[Entries with figure data]
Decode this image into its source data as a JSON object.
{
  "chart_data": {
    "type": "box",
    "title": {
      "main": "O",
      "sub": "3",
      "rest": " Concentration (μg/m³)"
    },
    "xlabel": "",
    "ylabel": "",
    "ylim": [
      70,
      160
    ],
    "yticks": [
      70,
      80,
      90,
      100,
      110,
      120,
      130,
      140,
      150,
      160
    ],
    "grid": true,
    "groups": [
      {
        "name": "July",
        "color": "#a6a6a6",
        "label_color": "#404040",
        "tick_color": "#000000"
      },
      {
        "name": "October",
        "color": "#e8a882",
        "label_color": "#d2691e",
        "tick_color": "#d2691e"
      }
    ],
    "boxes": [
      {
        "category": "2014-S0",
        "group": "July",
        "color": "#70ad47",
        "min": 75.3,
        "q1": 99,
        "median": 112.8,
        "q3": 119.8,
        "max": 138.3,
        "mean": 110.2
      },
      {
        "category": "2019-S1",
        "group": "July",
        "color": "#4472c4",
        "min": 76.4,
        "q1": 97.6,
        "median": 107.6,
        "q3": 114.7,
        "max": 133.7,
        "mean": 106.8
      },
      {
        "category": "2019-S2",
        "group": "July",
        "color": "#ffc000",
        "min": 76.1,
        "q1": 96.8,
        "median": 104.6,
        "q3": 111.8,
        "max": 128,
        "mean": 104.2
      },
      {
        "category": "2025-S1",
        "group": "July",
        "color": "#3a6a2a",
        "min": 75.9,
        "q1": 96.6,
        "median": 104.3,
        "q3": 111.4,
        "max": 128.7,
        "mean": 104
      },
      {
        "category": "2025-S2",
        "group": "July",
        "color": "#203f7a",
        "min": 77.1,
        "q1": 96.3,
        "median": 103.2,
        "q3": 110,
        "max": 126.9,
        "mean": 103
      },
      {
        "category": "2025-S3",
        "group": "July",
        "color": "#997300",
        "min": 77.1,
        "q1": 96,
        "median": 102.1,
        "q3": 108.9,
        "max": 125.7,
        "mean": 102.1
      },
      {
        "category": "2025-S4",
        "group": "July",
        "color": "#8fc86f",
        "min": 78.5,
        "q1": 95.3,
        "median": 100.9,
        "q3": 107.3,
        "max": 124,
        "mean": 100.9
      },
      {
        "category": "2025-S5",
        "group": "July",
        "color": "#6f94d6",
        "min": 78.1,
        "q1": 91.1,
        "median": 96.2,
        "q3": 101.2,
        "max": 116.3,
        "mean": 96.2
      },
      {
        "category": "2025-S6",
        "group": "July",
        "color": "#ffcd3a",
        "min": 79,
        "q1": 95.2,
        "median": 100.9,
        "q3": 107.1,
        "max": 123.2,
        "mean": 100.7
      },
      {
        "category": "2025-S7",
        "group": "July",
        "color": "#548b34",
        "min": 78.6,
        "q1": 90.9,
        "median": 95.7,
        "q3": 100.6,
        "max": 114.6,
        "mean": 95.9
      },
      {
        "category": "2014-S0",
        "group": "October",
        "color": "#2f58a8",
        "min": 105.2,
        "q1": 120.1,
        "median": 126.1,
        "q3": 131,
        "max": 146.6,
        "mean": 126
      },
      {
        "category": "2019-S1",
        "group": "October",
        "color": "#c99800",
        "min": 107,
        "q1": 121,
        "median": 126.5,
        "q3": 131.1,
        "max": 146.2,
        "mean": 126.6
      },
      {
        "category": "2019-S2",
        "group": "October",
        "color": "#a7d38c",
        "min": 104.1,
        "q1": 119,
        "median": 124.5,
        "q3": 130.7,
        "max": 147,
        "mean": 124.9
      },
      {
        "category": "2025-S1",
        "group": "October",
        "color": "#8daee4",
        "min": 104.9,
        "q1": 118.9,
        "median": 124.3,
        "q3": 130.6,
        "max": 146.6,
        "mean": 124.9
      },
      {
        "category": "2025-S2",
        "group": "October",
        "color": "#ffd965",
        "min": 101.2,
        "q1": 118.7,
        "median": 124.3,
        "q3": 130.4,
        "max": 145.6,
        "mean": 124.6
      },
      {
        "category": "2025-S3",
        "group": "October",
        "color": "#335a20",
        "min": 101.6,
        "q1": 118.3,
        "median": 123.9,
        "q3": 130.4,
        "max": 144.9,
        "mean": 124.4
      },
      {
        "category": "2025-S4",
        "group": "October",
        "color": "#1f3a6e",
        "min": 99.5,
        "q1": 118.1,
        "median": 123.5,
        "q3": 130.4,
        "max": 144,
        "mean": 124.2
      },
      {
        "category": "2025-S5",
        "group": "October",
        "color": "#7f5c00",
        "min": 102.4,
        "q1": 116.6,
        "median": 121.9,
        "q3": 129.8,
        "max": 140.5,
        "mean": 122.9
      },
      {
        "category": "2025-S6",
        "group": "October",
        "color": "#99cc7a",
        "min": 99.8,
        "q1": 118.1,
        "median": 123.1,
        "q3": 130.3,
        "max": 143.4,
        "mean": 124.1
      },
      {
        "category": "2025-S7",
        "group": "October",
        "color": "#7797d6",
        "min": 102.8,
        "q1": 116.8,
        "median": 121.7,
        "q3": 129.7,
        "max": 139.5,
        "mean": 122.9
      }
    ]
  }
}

* **Task requirements**
The records above should be restated word for word, please.

* **Full output**
Decode this image into its source data as a JSON object.
{
  "chart_data": {
    "type": "box",
    "title": {
      "main": "O",
      "sub": "3",
      "rest": " Concentration (μg/m³)"
    },
    "xlabel": "",
    "ylabel": "",
    "ylim": [
      70,
      160
    ],
    "yticks": [
      70,
      80,
      90,
      100,
      110,
      120,
      130,
      140,
      150,
      160
    ],
    "grid": true,
    "groups": [
      {
        "name": "July",
        "color": "#a6a6a6",
        "label_color": "#404040",
        "tick_color": "#000000"
      },
      {
        "name": "October",
        "color": "#e8a882",
        "label_color": "#d2691e",
        "tick_color": "#d2691e"
      }
    ],
    "boxes": [
      {
        "category": "2014-S0",
        "group": "July",
        "color": "#70ad47",
        "min": 75.3,
        "q1": 99,
        "median": 112.8,
        "q3": 119.8,
        "max": 138.3,
        "mean": 110.2
      },
      {
        "category": "2019-S1",
        "group": "July",
        "color": "#4472c4",
        "min": 76.4,
        "q1": 97.6,
        "median": 107.6,
        "q3": 114.7,
        "max": 133.7,
        "mean": 106.8
      },
      {
        "category": "2019-S2",
        "group": "July",
        "color": "#ffc000",
        "min": 76.1,
        "q1": 96.8,
        "median": 104.6,
        "q3": 111.8,
        "max": 128,
        "mean": 104.2
      },
      {
        "category": "2025-S1",
        "group": "July",
        "color": "#3a6a2a",
        "min": 75.9,
        "q1": 96.6,
        "median": 104.3,
        "q3": 111.4,
        "max": 128.7,
        "mean": 104
      },
      {
        "category": "2025-S2",
        "group": "July",
        "color": "#203f7a",
        "min": 77.1,
        "q1": 96.3,
        "median": 103.2,
        "q3": 110,
        "max": 126.9,
        "mean": 103
      },
      {
        "category": "2025-S3",
        "group": "July",
        "color": "#997300",
        "min": 77.1,
        "q1": 96,
        "median": 102.1,
        "q3": 108.9,
        "max": 125.7,
        "mean": 102.1
      },
      {
        "category": "2025-S4",
        "group": "July",
        "color": "#8fc86f",
        "min": 78.5,
        "q1": 95.3,
        "median": 100.9,
        "q3": 107.3,
        "max": 124,
        "mean": 100.9
      },
      {
        "category": "2025-S5",
        "group": "July",
        "color": "#6f94d6",
        "min": 78.1,
        "q1": 91.1,
        "median": 96.2,
        "q3": 101.2,
        "max": 116.3,
        "mean": 96.2
      },
      {
        "category": "2025-S6",
        "group": "July",
        "color": "#ffcd3a",
        "min": 79,
        "q1": 95.2,
        "median": 100.9,
        "q3": 107.1,
        "max": 123.2,
        "mean": 100.7
      },
      {
        "category": "2025-S7",
        "group": "July",
        "color": "#548b34",
        "min": 78.6,
        "q1": 90.9,
        "median": 95.7,
        "q3": 100.6,
        "max": 114.6,
        "mean": 95.9
      },
      {
        "category": "2014-S0",
        "group": "October",
        "color": "#2f58a8",
        "min": 105.2,
        "q1": 120.1,
        "median": 126.1,
        "q3": 131,
        "max": 146.6,
        "mean": 126
      },
      {
        "category": "2019-S1",
        "group": "October",
        "color": "#c99800",
        "min": 107,
        "q1": 121,
        "median": 126.5,
        "q3": 131.1,
        "max": 146.2,
        "mean": 126.6
      },
      {
        "category": "2019-S2",
        "group": "October",
        "color": "#a7d38c",
        "min": 104.1,
        "q1": 119,
        "median": 124.5,
        "q3": 130.7,
        "max": 147,
        "mean": 124.9
      },
      {
        "category": "2025-S1",
        "group": "October",
        "color": "#8daee4",
        "min": 104.9,
        "q1": 118.9,
        "median": 124.3,
        "q3": 130.6,
        "max": 146.6,
        "mean": 124.9
      },
      {
        "category": "2025-S2",
        "group": "October",
        "color": "#ffd965",
        "min": 101.2,
        "q1": 118.7,
        "median": 124.3,
        "q3": 130.4,
        "max": 145.6,
        "mean": 124.6
      },
      {
        "category": "2025-S3",
        "group": "October",
        "color": "#335a20",
        "min": 101.6,
        "q1": 118.3,
        "median": 123.9,
        "q3": 130.4,
        "max": 144.9,
        "mean": 124.4
      },
      {
        "category": "2025-S4",
        "group": "October",
        "color": "#1f3a6e",
        "min": 99.5,
        "q1": 118.1,
        "median": 123.5,
        "q3": 130.4,
        "max": 144,
        "mean": 124.2
      },
      {
        "category": "2025-S5",
        "group": "October",
        "color": "#7f5c00",
        "min": 102.4,
        "q1": 116.6,
        "median": 121.9,
        "q3": 129.8,
        "max": 140.5,
        "mean": 122.9
      },
      {
        "category": "2025-S6",
        "group": "October",
        "color": "#99cc7a",
        "min": 99.8,
        "q1": 118.1,
        "median": 123.1,
        "q3": 130.3,
        "max": 143.4,
        "mean": 124.1
      },
      {
        "category": "2025-S7",
        "group": "October",
        "color": "#7797d6",
        "min": 102.8,
        "q1": 116.8,
        "median": 121.7,
        "q3": 129.7,
        "max": 139.5,
        "mean": 122.9
      }
    ]
  }
}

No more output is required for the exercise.